-- Begin Listing --

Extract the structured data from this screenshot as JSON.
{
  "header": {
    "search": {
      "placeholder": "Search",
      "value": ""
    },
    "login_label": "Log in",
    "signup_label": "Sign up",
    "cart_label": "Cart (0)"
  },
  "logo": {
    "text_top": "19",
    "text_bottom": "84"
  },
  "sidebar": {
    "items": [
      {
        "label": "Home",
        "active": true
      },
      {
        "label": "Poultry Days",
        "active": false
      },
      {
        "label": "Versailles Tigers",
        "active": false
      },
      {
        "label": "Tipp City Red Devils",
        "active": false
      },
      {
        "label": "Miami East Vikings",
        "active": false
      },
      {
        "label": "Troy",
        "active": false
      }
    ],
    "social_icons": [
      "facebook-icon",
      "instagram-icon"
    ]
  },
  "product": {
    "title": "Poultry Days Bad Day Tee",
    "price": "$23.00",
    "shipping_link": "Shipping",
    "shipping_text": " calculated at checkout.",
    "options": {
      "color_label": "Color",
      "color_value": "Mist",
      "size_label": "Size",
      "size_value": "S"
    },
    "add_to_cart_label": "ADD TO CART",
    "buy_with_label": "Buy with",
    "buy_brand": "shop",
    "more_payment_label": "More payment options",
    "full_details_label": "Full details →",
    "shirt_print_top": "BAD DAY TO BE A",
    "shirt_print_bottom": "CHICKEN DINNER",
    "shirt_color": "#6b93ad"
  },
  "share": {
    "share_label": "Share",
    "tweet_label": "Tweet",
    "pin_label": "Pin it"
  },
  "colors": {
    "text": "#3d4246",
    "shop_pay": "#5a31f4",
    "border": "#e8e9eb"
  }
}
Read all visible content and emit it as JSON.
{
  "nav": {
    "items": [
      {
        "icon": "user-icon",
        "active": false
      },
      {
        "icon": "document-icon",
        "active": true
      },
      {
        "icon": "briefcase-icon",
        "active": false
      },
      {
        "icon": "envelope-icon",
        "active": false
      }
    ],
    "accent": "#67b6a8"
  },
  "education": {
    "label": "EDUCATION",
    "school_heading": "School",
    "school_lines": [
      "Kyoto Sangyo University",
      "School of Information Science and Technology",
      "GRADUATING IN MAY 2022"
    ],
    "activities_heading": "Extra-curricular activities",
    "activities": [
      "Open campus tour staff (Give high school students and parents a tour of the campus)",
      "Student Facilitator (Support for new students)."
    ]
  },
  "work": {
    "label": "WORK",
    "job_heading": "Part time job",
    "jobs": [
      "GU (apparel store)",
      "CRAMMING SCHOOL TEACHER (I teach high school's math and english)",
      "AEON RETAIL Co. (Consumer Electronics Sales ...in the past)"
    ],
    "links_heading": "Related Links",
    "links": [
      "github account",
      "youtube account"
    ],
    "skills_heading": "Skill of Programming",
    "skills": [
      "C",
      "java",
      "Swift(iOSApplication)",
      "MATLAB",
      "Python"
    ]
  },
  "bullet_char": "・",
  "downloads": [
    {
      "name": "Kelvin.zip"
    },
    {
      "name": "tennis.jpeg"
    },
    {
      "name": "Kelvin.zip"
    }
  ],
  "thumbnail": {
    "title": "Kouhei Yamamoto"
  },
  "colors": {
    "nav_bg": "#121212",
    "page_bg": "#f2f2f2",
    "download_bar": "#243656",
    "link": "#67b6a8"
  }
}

-- End Listing --

▸ Goal
Retype every entry above, word for word.

▸ Written response
Extract the structured data from this screenshot as JSON.
{
  "header": {
    "search": {
      "placeholder": "Search",
      "value": ""
    },
    "login_label": "Log in",
    "signup_label": "Sign up",
    "cart_label": "Cart (0)"
  },
  "logo": {
    "text_top": "19",
    "text_bottom": "84"
  },
  "sidebar": {
    "items": [
      {
        "label": "Home",
        "active": true
      },
      {
        "label": "Poultry Days",
        "active": false
      },
      {
        "label": "Versailles Tigers",
        "active": false
      },
      {
        "label": "Tipp City Red Devils",
        "active": false
      },
      {
        "label": "Miami East Vikings",
        "active": false
      },
      {
        "label": "Troy",
        "active": false
      }
    ],
    "social_icons": [
      "facebook-icon",
      "instagram-icon"
    ]
  },
  "product": {
    "title": "Poultry Days Bad Day Tee",
    "price": "$23.00",
    "shipping_link": "Shipping",
    "shipping_text": " calculated at checkout.",
    "options": {
      "color_label": "Color",
      "color_value": "Mist",
      "size_label": "Size",
      "size_value": "S"
    },
    "add_to_cart_label": "ADD TO CART",
    "buy_with_label": "Buy with",
    "buy_brand": "shop",
    "more_payment_label": "More payment options",
    "full_details_label": "Full details →",
    "shirt_print_top": "BAD DAY TO BE A",
    "shirt_print_bottom": "CHICKEN DINNER",
    "shirt_color": "#6b93ad"
  },
  "share": {
    "share_label": "Share",
    "tweet_label": "Tweet",
    "pin_label": "Pin it"
  },
  "colors": {
    "text": "#3d4246",
    "shop_pay": "#5a31f4",
    "border": "#e8e9eb"
  }
}
Read all visible content and emit it as JSON.
{
  "nav": {
    "items": [
      {
        "icon": "user-icon",
        "active": false
      },
      {
        "icon": "document-icon",
        "active": true
      },
      {
        "icon": "briefcase-icon",
        "active": false
      },
      {
        "icon": "envelope-icon",
        "active": false
      }
    ],
    "accent": "#67b6a8"
  },
  "education": {
    "label": "EDUCATION",
    "school_heading": "School",
    "school_lines": [
      "Kyoto Sangyo University",
      "School of Information Science and Technology",
      "GRADUATING IN MAY 2022"
    ],
    "activities_heading": "Extra-curricular activities",
    "activities": [
      "Open campus tour staff (Give high school students and parents a tour of the campus)",
      "Student Facilitator (Support for new students)."
    ]
  },
  "work": {
    "label": "WORK",
    "job_heading": "Part time job",
    "jobs": [
      "GU (apparel store)",
      "CRAMMING SCHOOL TEACHER (I teach high school's math and english)",
      "AEON RETAIL Co. (Consumer Electronics Sales ...in the past)"
    ],
    "links_heading": "Related Links",
    "links": [
      "github account",
      "youtube account"
    ],
    "skills_heading": "Skill of Programming",
    "skills": [
      "C",
      "java",
      "Swift(iOSApplication)",
      "MATLAB",
      "Python"
    ]
  },
  "bullet_char": "・",
  "downloads": [
    {
      "name": "Kelvin.zip"
    },
    {
      "name": "tennis.jpeg"
    },
    {
      "name": "Kelvin.zip"
    }
  ],
  "thumbnail": {
    "title": "Kouhei Yamamoto"
  },
  "colors": {
    "nav_bg": "#121212",
    "page_bg": "#f2f2f2",
    "download_bar": "#243656",
    "link": "#67b6a8"
  }
}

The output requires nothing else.